Pictures aside, write out every record exactly as it appears.

> **Excerpted records**
********************
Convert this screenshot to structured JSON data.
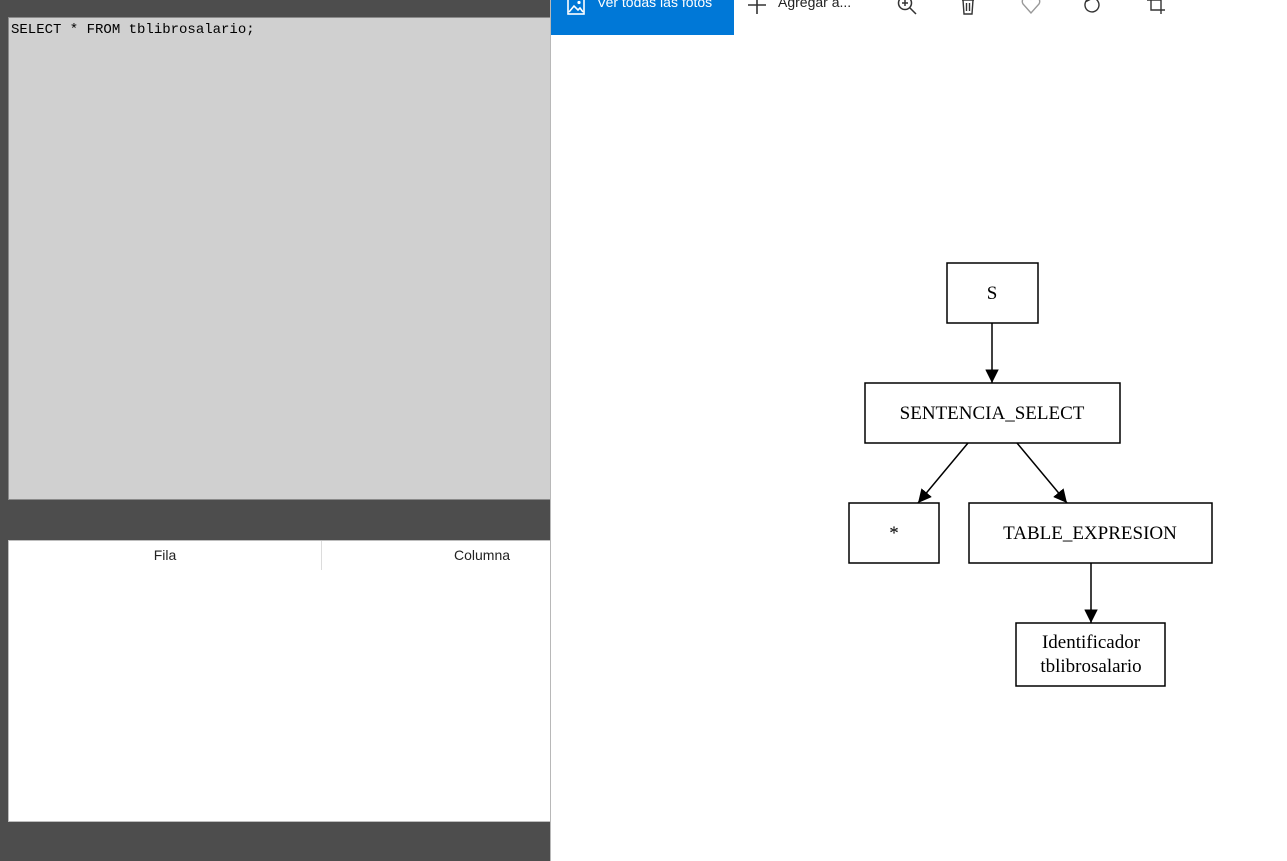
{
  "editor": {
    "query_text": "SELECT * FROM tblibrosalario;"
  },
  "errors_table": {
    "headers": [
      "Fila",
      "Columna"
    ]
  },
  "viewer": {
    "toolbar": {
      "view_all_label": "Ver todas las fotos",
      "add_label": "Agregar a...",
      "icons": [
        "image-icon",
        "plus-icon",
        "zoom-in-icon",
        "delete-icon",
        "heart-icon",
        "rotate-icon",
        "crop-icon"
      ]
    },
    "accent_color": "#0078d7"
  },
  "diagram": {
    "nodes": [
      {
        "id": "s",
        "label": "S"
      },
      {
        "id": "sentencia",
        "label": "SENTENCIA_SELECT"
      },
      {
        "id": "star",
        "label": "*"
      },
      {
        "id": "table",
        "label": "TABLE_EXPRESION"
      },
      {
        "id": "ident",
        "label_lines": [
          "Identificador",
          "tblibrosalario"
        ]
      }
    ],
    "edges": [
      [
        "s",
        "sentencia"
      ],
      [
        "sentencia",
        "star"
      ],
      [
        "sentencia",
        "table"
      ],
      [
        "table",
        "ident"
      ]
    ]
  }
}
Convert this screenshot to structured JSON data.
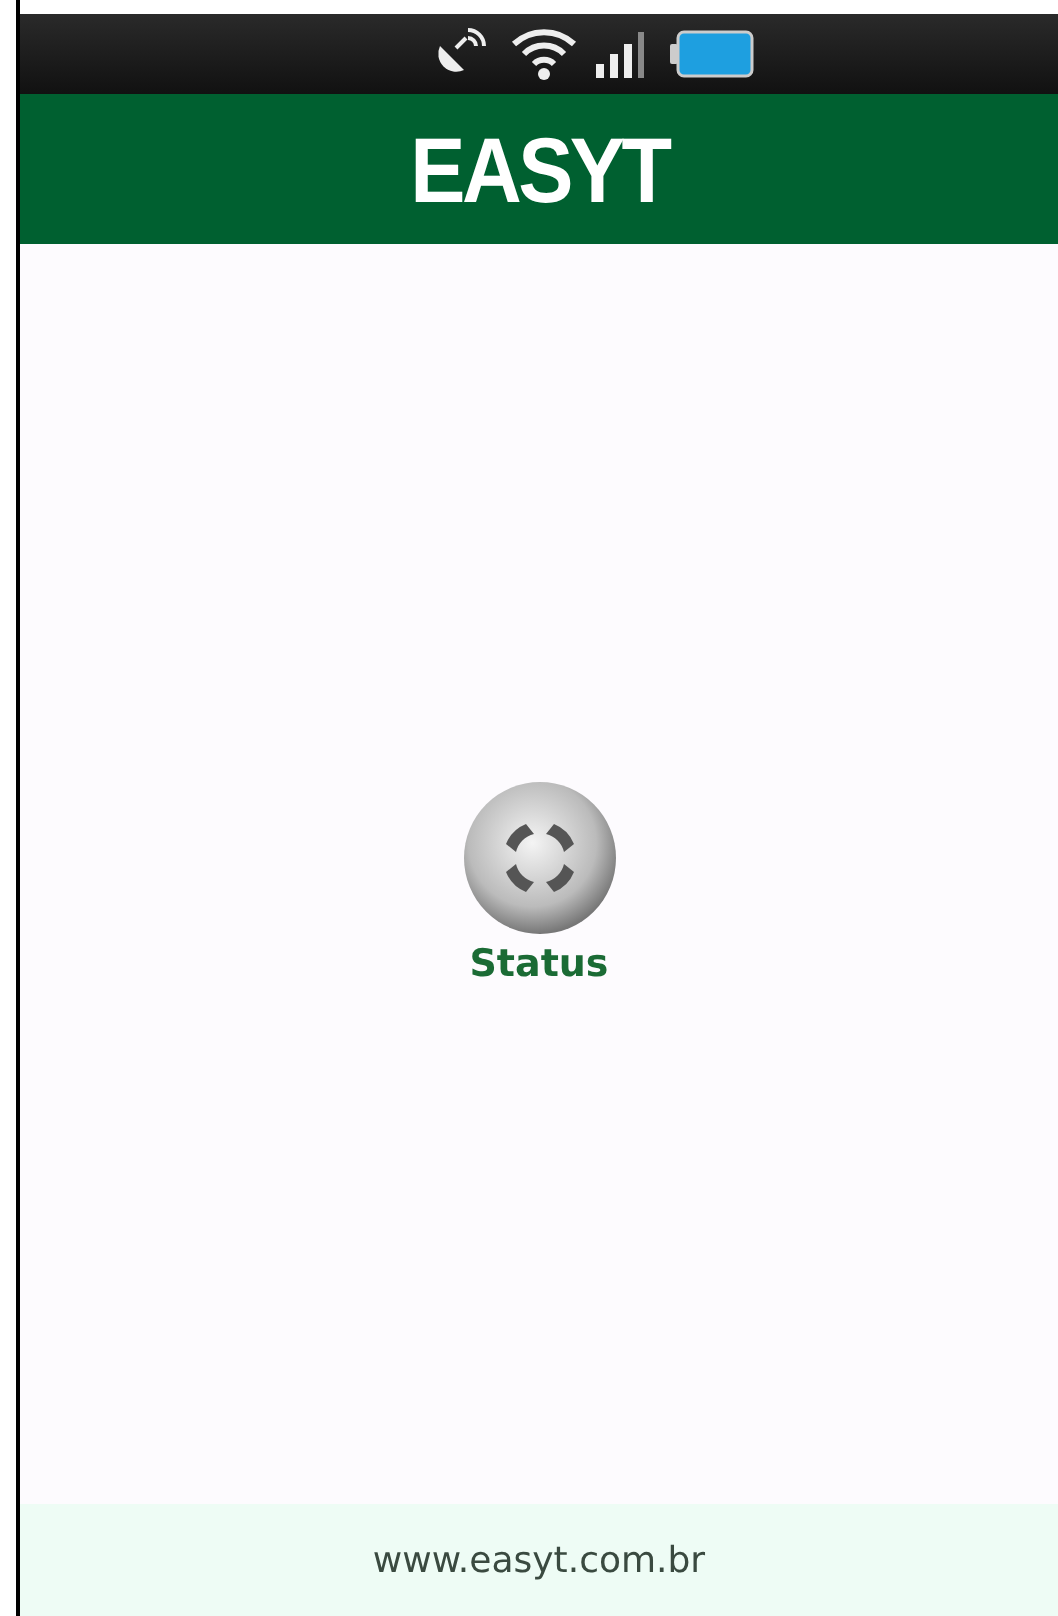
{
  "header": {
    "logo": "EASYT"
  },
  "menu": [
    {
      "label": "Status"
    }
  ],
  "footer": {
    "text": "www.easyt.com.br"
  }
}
********************
> **Result**
Convert this screenshot to structured JSON data.
{
  "editor": {
    "query_text": "SELECT * FROM tblibrosalario;"
  },
  "errors_table": {
    "headers": [
      "Fila",
      "Columna"
    ]
  },
  "viewer": {
    "toolbar": {
      "view_all_label": "Ver todas las fotos",
      "add_label": "Agregar a...",
      "icons": [
        "image-icon",
        "plus-icon",
        "zoom-in-icon",
        "delete-icon",
        "heart-icon",
        "rotate-icon",
        "crop-icon"
      ]
    },
    "accent_color": "#0078d7"
  },
  "diagram": {
    "nodes": [
      {
        "id": "s",
        "label": "S"
      },
      {
        "id": "sentencia",
        "label": "SENTENCIA_SELECT"
      },
      {
        "id": "star",
        "label": "*"
      },
      {
        "id": "table",
        "label": "TABLE_EXPRESION"
      },
      {
        "id": "ident",
        "label_lines": [
          "Identificador",
          "tblibrosalario"
        ]
      }
    ],
    "edges": [
      [
        "s",
        "sentencia"
      ],
      [
        "sentencia",
        "star"
      ],
      [
        "sentencia",
        "table"
      ],
      [
        "table",
        "ident"
      ]
    ]
  }
}
Convert this screenshot to structured JSON data.
{
  "header": {
    "logo": "EASYT"
  },
  "menu": [
    {
      "label": "Status"
    }
  ],
  "footer": {
    "text": "www.easyt.com.br"
  }
}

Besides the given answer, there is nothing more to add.